— TASK TO COMPLETE —
Reproduce every one of the records below line for line, leaving the pictures out.

— START SUPPLIED MATERIAL —

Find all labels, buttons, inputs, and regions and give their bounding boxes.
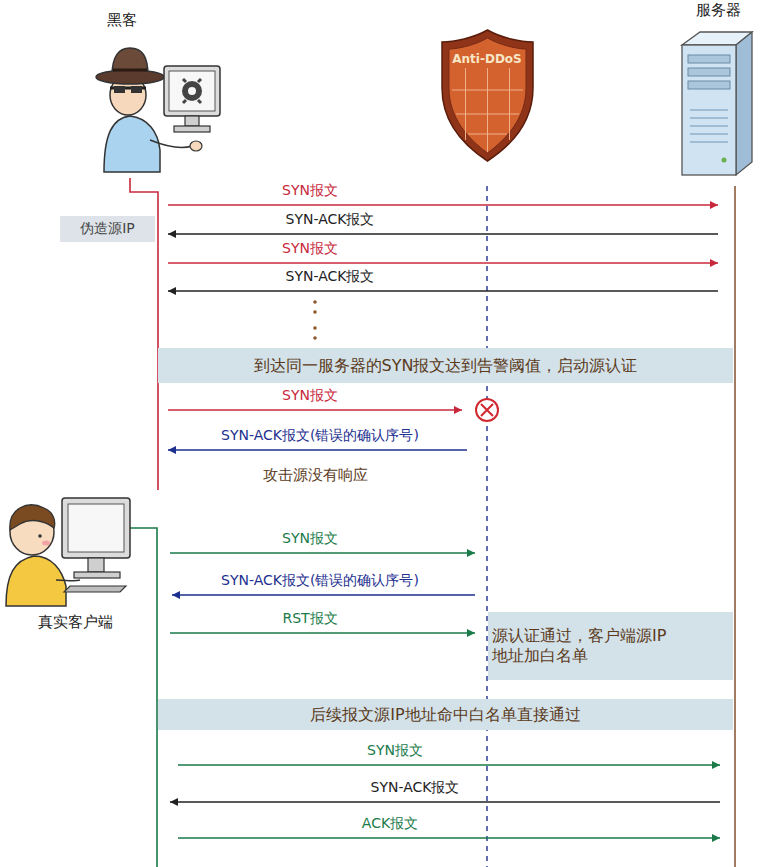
message-label: RST报文 [282,610,337,626]
message-arrow [168,449,467,451]
label-holder: SYN报文 [282,528,338,548]
message-label: ACK报文 [362,815,418,831]
message-arrow [168,233,718,235]
actor-label: 黑客 [107,11,137,30]
message-arrow [168,262,718,264]
server-lifeline [734,186,736,867]
message-arrow [170,632,475,634]
message-label: SYN-ACK报文(错误的确认序号) [221,572,419,588]
label-holder: SYN报文 [282,180,338,200]
firewall-shield: Anti-DDoS [452,52,521,67]
message-arrow [178,837,720,839]
note-band: 伪造源IP [60,216,155,242]
phase-band: 后续报文源IP地址命中白名单直接通过 [158,699,733,730]
label-holder: SYN-ACK报文(错误的确认序号) [221,425,419,445]
ellipsis-dots [313,300,317,340]
message-label: SYN-ACK报文(错误的确认序号) [221,427,419,443]
firewall-node: Anti-DDoS [440,28,535,163]
label-holder: RST报文 [282,608,337,628]
label-holder: SYN报文 [282,385,338,405]
shield-outline [440,28,535,163]
message-arrow [172,594,475,596]
shield-grid [452,68,523,152]
shield-rim [442,30,533,161]
label-holder: SYN-ACK报文 [286,266,375,286]
message-label: SYN报文 [282,240,338,256]
label-holder: SYN-ACK报文(错误的确认序号) [221,570,419,590]
drop-symbol [476,399,498,421]
message-label: SYN报文 [367,742,423,758]
hacker-figure [96,48,220,172]
band-text: 源认证通过，客户端源IP 地址加白名单 [492,626,680,666]
message-label: SYN报文 [282,387,338,403]
actor-node: 真实客户端 [0,490,150,640]
message-arrow [168,204,718,206]
message-arrow [178,764,720,766]
message-label: SYN-ACK报文 [286,268,375,284]
message-label: SYN-ACK报文 [371,779,460,795]
message-label: SYN报文 [282,530,338,546]
actor-node: 服务器 [678,0,758,178]
label-holder: SYN报文 [282,238,338,258]
band-text: 到达同一服务器的SYN报文达到告警阈值，启动源认证 [254,356,638,376]
note-band: 源认证通过，客户端源IP 地址加白名单 [488,612,733,680]
label-holder: ACK报文 [362,813,418,833]
shield-face [449,38,526,153]
message-arrow [168,290,718,292]
client-figure [6,498,130,606]
message-arrow [170,801,720,803]
actor-label: 真实客户端 [38,613,113,632]
label-holder: 攻击源没有响应 [263,465,368,485]
server-figure [682,32,752,175]
message-label: SYN-ACK报文 [286,211,375,227]
message-arrow [170,552,475,554]
actor-label: 服务器 [696,1,741,20]
note-label: 攻击源没有响应 [263,466,368,484]
label-holder: SYN报文 [367,740,423,760]
label-holder: SYN-ACK报文 [286,209,375,229]
actor-node: 黑客 [90,10,230,178]
client-lifeline [130,528,157,867]
message-label: SYN报文 [282,182,338,198]
band-text: 后续报文源IP地址命中白名单直接通过 [310,705,580,725]
phase-band: 到达同一服务器的SYN报文达到告警阈值，启动源认证 [158,348,733,383]
label-holder: SYN-ACK报文 [371,777,460,797]
band-text: 伪造源IP [80,220,135,238]
message-arrow [168,409,462,411]
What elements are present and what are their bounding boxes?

— END SUPPLIED MATERIAL —

— FULL RESPONSE —
Find all labels, buttons, inputs, and regions and give their bounding boxes.
message-label: RST报文 [282,610,337,626]
message-arrow [168,449,467,451]
label-holder: SYN报文 [282,528,338,548]
message-label: ACK报文 [362,815,418,831]
message-arrow [168,233,718,235]
actor-label: 黑客 [107,11,137,30]
message-arrow [168,262,718,264]
server-lifeline [734,186,736,867]
message-arrow [170,632,475,634]
message-label: SYN-ACK报文(错误的确认序号) [221,572,419,588]
label-holder: SYN报文 [282,180,338,200]
firewall-shield: Anti-DDoS [452,52,521,67]
message-arrow [178,837,720,839]
note-band: 伪造源IP [60,216,155,242]
phase-band: 后续报文源IP地址命中白名单直接通过 [158,699,733,730]
label-holder: SYN-ACK报文(错误的确认序号) [221,425,419,445]
ellipsis-dots [313,300,317,340]
message-label: SYN-ACK报文(错误的确认序号) [221,427,419,443]
firewall-node: Anti-DDoS [440,28,535,163]
label-holder: RST报文 [282,608,337,628]
label-holder: SYN报文 [282,385,338,405]
shield-outline [440,28,535,163]
message-arrow [172,594,475,596]
shield-grid [452,68,523,152]
shield-rim [442,30,533,161]
label-holder: SYN-ACK报文 [286,266,375,286]
message-label: SYN报文 [282,240,338,256]
label-holder: SYN-ACK报文(错误的确认序号) [221,570,419,590]
drop-symbol [476,399,498,421]
message-label: SYN报文 [367,742,423,758]
hacker-figure [96,48,220,172]
band-text: 源认证通过，客户端源IP 地址加白名单 [492,626,680,666]
message-label: SYN报文 [282,387,338,403]
actor-node: 真实客户端 [0,490,150,640]
message-arrow [168,204,718,206]
message-arrow [178,764,720,766]
message-label: SYN-ACK报文 [286,268,375,284]
message-label: SYN-ACK报文 [371,779,460,795]
message-label: SYN报文 [282,530,338,546]
actor-node: 服务器 [678,0,758,178]
label-holder: SYN报文 [282,238,338,258]
band-text: 到达同一服务器的SYN报文达到告警阈值，启动源认证 [254,356,638,376]
note-band: 源认证通过，客户端源IP 地址加白名单 [488,612,733,680]
label-holder: ACK报文 [362,813,418,833]
shield-face [449,38,526,153]
message-arrow [168,290,718,292]
client-figure [6,498,130,606]
message-arrow [170,801,720,803]
actor-label: 真实客户端 [38,613,113,632]
label-holder: 攻击源没有响应 [263,465,368,485]
server-figure [682,32,752,175]
message-label: SYN-ACK报文 [286,211,375,227]
message-arrow [170,552,475,554]
actor-label: 服务器 [696,1,741,20]
note-label: 攻击源没有响应 [263,466,368,484]
label-holder: SYN报文 [367,740,423,760]
label-holder: SYN-ACK报文 [286,209,375,229]
actor-node: 黑客 [90,10,230,178]
client-lifeline [130,528,157,867]
message-label: SYN报文 [282,182,338,198]
band-text: 后续报文源IP地址命中白名单直接通过 [310,705,580,725]
phase-band: 到达同一服务器的SYN报文达到告警阈值，启动源认证 [158,348,733,383]
label-holder: SYN-ACK报文 [371,777,460,797]
band-text: 伪造源IP [80,220,135,238]
message-arrow [168,409,462,411]
What elements are present and what are their bounding boxes?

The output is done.